_Set task_: Quote, verbatim, all material below, without pictures.

[Excerpt from a dataset]

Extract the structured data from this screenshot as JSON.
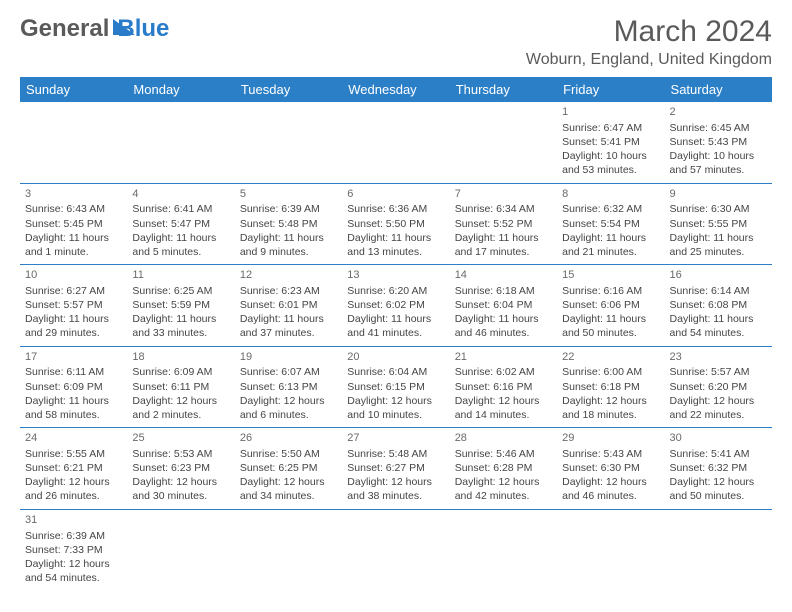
{
  "logo": {
    "part1": "General",
    "part2": "Blue"
  },
  "title": "March 2024",
  "location": "Woburn, England, United Kingdom",
  "colors": {
    "header_bg": "#2b7fc6",
    "header_text": "#ffffff",
    "border": "#2b7fc6",
    "logo_gray": "#5a5a5a",
    "logo_blue": "#2a7ccb",
    "cell_text": "#454545"
  },
  "daysOfWeek": [
    "Sunday",
    "Monday",
    "Tuesday",
    "Wednesday",
    "Thursday",
    "Friday",
    "Saturday"
  ],
  "startOffset": 5,
  "days": [
    {
      "n": 1,
      "sunrise": "6:47 AM",
      "sunset": "5:41 PM",
      "daylight": "10 hours and 53 minutes."
    },
    {
      "n": 2,
      "sunrise": "6:45 AM",
      "sunset": "5:43 PM",
      "daylight": "10 hours and 57 minutes."
    },
    {
      "n": 3,
      "sunrise": "6:43 AM",
      "sunset": "5:45 PM",
      "daylight": "11 hours and 1 minute."
    },
    {
      "n": 4,
      "sunrise": "6:41 AM",
      "sunset": "5:47 PM",
      "daylight": "11 hours and 5 minutes."
    },
    {
      "n": 5,
      "sunrise": "6:39 AM",
      "sunset": "5:48 PM",
      "daylight": "11 hours and 9 minutes."
    },
    {
      "n": 6,
      "sunrise": "6:36 AM",
      "sunset": "5:50 PM",
      "daylight": "11 hours and 13 minutes."
    },
    {
      "n": 7,
      "sunrise": "6:34 AM",
      "sunset": "5:52 PM",
      "daylight": "11 hours and 17 minutes."
    },
    {
      "n": 8,
      "sunrise": "6:32 AM",
      "sunset": "5:54 PM",
      "daylight": "11 hours and 21 minutes."
    },
    {
      "n": 9,
      "sunrise": "6:30 AM",
      "sunset": "5:55 PM",
      "daylight": "11 hours and 25 minutes."
    },
    {
      "n": 10,
      "sunrise": "6:27 AM",
      "sunset": "5:57 PM",
      "daylight": "11 hours and 29 minutes."
    },
    {
      "n": 11,
      "sunrise": "6:25 AM",
      "sunset": "5:59 PM",
      "daylight": "11 hours and 33 minutes."
    },
    {
      "n": 12,
      "sunrise": "6:23 AM",
      "sunset": "6:01 PM",
      "daylight": "11 hours and 37 minutes."
    },
    {
      "n": 13,
      "sunrise": "6:20 AM",
      "sunset": "6:02 PM",
      "daylight": "11 hours and 41 minutes."
    },
    {
      "n": 14,
      "sunrise": "6:18 AM",
      "sunset": "6:04 PM",
      "daylight": "11 hours and 46 minutes."
    },
    {
      "n": 15,
      "sunrise": "6:16 AM",
      "sunset": "6:06 PM",
      "daylight": "11 hours and 50 minutes."
    },
    {
      "n": 16,
      "sunrise": "6:14 AM",
      "sunset": "6:08 PM",
      "daylight": "11 hours and 54 minutes."
    },
    {
      "n": 17,
      "sunrise": "6:11 AM",
      "sunset": "6:09 PM",
      "daylight": "11 hours and 58 minutes."
    },
    {
      "n": 18,
      "sunrise": "6:09 AM",
      "sunset": "6:11 PM",
      "daylight": "12 hours and 2 minutes."
    },
    {
      "n": 19,
      "sunrise": "6:07 AM",
      "sunset": "6:13 PM",
      "daylight": "12 hours and 6 minutes."
    },
    {
      "n": 20,
      "sunrise": "6:04 AM",
      "sunset": "6:15 PM",
      "daylight": "12 hours and 10 minutes."
    },
    {
      "n": 21,
      "sunrise": "6:02 AM",
      "sunset": "6:16 PM",
      "daylight": "12 hours and 14 minutes."
    },
    {
      "n": 22,
      "sunrise": "6:00 AM",
      "sunset": "6:18 PM",
      "daylight": "12 hours and 18 minutes."
    },
    {
      "n": 23,
      "sunrise": "5:57 AM",
      "sunset": "6:20 PM",
      "daylight": "12 hours and 22 minutes."
    },
    {
      "n": 24,
      "sunrise": "5:55 AM",
      "sunset": "6:21 PM",
      "daylight": "12 hours and 26 minutes."
    },
    {
      "n": 25,
      "sunrise": "5:53 AM",
      "sunset": "6:23 PM",
      "daylight": "12 hours and 30 minutes."
    },
    {
      "n": 26,
      "sunrise": "5:50 AM",
      "sunset": "6:25 PM",
      "daylight": "12 hours and 34 minutes."
    },
    {
      "n": 27,
      "sunrise": "5:48 AM",
      "sunset": "6:27 PM",
      "daylight": "12 hours and 38 minutes."
    },
    {
      "n": 28,
      "sunrise": "5:46 AM",
      "sunset": "6:28 PM",
      "daylight": "12 hours and 42 minutes."
    },
    {
      "n": 29,
      "sunrise": "5:43 AM",
      "sunset": "6:30 PM",
      "daylight": "12 hours and 46 minutes."
    },
    {
      "n": 30,
      "sunrise": "5:41 AM",
      "sunset": "6:32 PM",
      "daylight": "12 hours and 50 minutes."
    },
    {
      "n": 31,
      "sunrise": "6:39 AM",
      "sunset": "7:33 PM",
      "daylight": "12 hours and 54 minutes."
    }
  ],
  "labels": {
    "sunrise": "Sunrise:",
    "sunset": "Sunset:",
    "daylight": "Daylight:"
  }
}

_Expected answer_:
Extract the structured data from this screenshot as JSON.
{
  "logo": {
    "part1": "General",
    "part2": "Blue"
  },
  "title": "March 2024",
  "location": "Woburn, England, United Kingdom",
  "colors": {
    "header_bg": "#2b7fc6",
    "header_text": "#ffffff",
    "border": "#2b7fc6",
    "logo_gray": "#5a5a5a",
    "logo_blue": "#2a7ccb",
    "cell_text": "#454545"
  },
  "daysOfWeek": [
    "Sunday",
    "Monday",
    "Tuesday",
    "Wednesday",
    "Thursday",
    "Friday",
    "Saturday"
  ],
  "startOffset": 5,
  "days": [
    {
      "n": 1,
      "sunrise": "6:47 AM",
      "sunset": "5:41 PM",
      "daylight": "10 hours and 53 minutes."
    },
    {
      "n": 2,
      "sunrise": "6:45 AM",
      "sunset": "5:43 PM",
      "daylight": "10 hours and 57 minutes."
    },
    {
      "n": 3,
      "sunrise": "6:43 AM",
      "sunset": "5:45 PM",
      "daylight": "11 hours and 1 minute."
    },
    {
      "n": 4,
      "sunrise": "6:41 AM",
      "sunset": "5:47 PM",
      "daylight": "11 hours and 5 minutes."
    },
    {
      "n": 5,
      "sunrise": "6:39 AM",
      "sunset": "5:48 PM",
      "daylight": "11 hours and 9 minutes."
    },
    {
      "n": 6,
      "sunrise": "6:36 AM",
      "sunset": "5:50 PM",
      "daylight": "11 hours and 13 minutes."
    },
    {
      "n": 7,
      "sunrise": "6:34 AM",
      "sunset": "5:52 PM",
      "daylight": "11 hours and 17 minutes."
    },
    {
      "n": 8,
      "sunrise": "6:32 AM",
      "sunset": "5:54 PM",
      "daylight": "11 hours and 21 minutes."
    },
    {
      "n": 9,
      "sunrise": "6:30 AM",
      "sunset": "5:55 PM",
      "daylight": "11 hours and 25 minutes."
    },
    {
      "n": 10,
      "sunrise": "6:27 AM",
      "sunset": "5:57 PM",
      "daylight": "11 hours and 29 minutes."
    },
    {
      "n": 11,
      "sunrise": "6:25 AM",
      "sunset": "5:59 PM",
      "daylight": "11 hours and 33 minutes."
    },
    {
      "n": 12,
      "sunrise": "6:23 AM",
      "sunset": "6:01 PM",
      "daylight": "11 hours and 37 minutes."
    },
    {
      "n": 13,
      "sunrise": "6:20 AM",
      "sunset": "6:02 PM",
      "daylight": "11 hours and 41 minutes."
    },
    {
      "n": 14,
      "sunrise": "6:18 AM",
      "sunset": "6:04 PM",
      "daylight": "11 hours and 46 minutes."
    },
    {
      "n": 15,
      "sunrise": "6:16 AM",
      "sunset": "6:06 PM",
      "daylight": "11 hours and 50 minutes."
    },
    {
      "n": 16,
      "sunrise": "6:14 AM",
      "sunset": "6:08 PM",
      "daylight": "11 hours and 54 minutes."
    },
    {
      "n": 17,
      "sunrise": "6:11 AM",
      "sunset": "6:09 PM",
      "daylight": "11 hours and 58 minutes."
    },
    {
      "n": 18,
      "sunrise": "6:09 AM",
      "sunset": "6:11 PM",
      "daylight": "12 hours and 2 minutes."
    },
    {
      "n": 19,
      "sunrise": "6:07 AM",
      "sunset": "6:13 PM",
      "daylight": "12 hours and 6 minutes."
    },
    {
      "n": 20,
      "sunrise": "6:04 AM",
      "sunset": "6:15 PM",
      "daylight": "12 hours and 10 minutes."
    },
    {
      "n": 21,
      "sunrise": "6:02 AM",
      "sunset": "6:16 PM",
      "daylight": "12 hours and 14 minutes."
    },
    {
      "n": 22,
      "sunrise": "6:00 AM",
      "sunset": "6:18 PM",
      "daylight": "12 hours and 18 minutes."
    },
    {
      "n": 23,
      "sunrise": "5:57 AM",
      "sunset": "6:20 PM",
      "daylight": "12 hours and 22 minutes."
    },
    {
      "n": 24,
      "sunrise": "5:55 AM",
      "sunset": "6:21 PM",
      "daylight": "12 hours and 26 minutes."
    },
    {
      "n": 25,
      "sunrise": "5:53 AM",
      "sunset": "6:23 PM",
      "daylight": "12 hours and 30 minutes."
    },
    {
      "n": 26,
      "sunrise": "5:50 AM",
      "sunset": "6:25 PM",
      "daylight": "12 hours and 34 minutes."
    },
    {
      "n": 27,
      "sunrise": "5:48 AM",
      "sunset": "6:27 PM",
      "daylight": "12 hours and 38 minutes."
    },
    {
      "n": 28,
      "sunrise": "5:46 AM",
      "sunset": "6:28 PM",
      "daylight": "12 hours and 42 minutes."
    },
    {
      "n": 29,
      "sunrise": "5:43 AM",
      "sunset": "6:30 PM",
      "daylight": "12 hours and 46 minutes."
    },
    {
      "n": 30,
      "sunrise": "5:41 AM",
      "sunset": "6:32 PM",
      "daylight": "12 hours and 50 minutes."
    },
    {
      "n": 31,
      "sunrise": "6:39 AM",
      "sunset": "7:33 PM",
      "daylight": "12 hours and 54 minutes."
    }
  ],
  "labels": {
    "sunrise": "Sunrise:",
    "sunset": "Sunset:",
    "daylight": "Daylight:"
  }
}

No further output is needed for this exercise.